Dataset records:
━━━━━━
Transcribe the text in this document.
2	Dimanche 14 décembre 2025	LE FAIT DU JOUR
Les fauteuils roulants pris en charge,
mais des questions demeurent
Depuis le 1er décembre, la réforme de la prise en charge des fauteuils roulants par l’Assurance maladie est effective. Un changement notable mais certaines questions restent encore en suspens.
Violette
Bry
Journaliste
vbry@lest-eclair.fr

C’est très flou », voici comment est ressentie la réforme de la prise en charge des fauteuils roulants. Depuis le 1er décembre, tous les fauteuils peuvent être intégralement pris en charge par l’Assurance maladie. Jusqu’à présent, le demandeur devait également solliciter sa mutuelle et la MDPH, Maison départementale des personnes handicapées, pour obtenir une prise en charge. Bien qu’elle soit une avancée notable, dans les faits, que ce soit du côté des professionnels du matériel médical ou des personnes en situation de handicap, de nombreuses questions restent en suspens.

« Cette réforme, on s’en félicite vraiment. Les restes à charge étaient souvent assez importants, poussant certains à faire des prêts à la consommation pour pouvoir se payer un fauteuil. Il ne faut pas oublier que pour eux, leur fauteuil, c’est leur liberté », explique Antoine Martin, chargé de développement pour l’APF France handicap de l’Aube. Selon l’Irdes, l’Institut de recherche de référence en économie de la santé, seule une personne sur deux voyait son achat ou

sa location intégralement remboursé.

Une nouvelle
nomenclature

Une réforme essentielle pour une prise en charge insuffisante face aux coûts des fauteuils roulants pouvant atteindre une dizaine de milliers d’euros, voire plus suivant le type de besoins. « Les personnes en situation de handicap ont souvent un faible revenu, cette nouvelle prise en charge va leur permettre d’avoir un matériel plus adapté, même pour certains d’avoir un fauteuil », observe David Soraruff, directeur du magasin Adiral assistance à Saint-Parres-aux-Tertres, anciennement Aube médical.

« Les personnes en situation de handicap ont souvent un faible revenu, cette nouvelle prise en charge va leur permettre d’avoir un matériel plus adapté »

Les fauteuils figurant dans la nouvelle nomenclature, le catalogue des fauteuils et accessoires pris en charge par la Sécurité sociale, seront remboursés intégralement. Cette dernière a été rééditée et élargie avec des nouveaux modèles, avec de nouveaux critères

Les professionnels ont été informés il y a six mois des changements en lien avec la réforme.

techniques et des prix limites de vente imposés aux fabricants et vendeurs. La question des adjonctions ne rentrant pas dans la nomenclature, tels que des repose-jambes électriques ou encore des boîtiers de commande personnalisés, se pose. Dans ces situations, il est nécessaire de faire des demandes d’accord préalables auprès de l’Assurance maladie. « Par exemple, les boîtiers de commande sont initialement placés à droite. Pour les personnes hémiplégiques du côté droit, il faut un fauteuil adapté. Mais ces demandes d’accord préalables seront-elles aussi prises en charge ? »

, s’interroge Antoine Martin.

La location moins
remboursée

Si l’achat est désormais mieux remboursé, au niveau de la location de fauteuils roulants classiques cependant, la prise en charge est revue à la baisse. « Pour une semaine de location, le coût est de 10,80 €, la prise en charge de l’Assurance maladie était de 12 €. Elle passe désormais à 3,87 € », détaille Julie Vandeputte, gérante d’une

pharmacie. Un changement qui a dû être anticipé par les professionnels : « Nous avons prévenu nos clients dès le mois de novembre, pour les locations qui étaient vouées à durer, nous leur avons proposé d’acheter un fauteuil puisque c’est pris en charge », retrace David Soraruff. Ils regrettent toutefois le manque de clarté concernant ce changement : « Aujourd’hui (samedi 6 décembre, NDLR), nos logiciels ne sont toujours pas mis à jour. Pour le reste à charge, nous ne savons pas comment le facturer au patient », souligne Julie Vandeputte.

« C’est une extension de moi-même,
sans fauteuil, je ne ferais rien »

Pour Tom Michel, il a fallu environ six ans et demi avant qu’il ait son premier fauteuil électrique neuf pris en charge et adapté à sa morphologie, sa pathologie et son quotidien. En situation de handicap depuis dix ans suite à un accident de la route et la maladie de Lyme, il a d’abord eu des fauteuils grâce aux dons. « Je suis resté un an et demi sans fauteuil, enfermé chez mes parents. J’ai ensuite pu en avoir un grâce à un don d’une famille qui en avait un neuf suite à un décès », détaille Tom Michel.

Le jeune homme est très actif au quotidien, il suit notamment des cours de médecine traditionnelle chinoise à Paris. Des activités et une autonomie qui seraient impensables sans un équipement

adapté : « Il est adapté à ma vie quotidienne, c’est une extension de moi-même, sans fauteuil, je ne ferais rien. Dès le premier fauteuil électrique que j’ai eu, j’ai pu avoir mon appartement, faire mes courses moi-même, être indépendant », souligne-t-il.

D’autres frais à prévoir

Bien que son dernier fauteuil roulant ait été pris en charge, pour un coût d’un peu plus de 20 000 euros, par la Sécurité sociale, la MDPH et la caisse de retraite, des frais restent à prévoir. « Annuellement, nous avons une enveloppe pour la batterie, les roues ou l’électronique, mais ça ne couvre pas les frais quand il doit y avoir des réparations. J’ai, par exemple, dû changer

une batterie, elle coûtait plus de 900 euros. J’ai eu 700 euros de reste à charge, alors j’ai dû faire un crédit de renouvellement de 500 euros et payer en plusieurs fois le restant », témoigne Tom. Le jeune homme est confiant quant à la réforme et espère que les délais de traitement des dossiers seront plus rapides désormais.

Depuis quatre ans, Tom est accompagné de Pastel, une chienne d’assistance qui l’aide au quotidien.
━━━━━━
Report how many lines above hold the string "souvent", giving nothing but the number.

### RESULT OF THIS TASK
3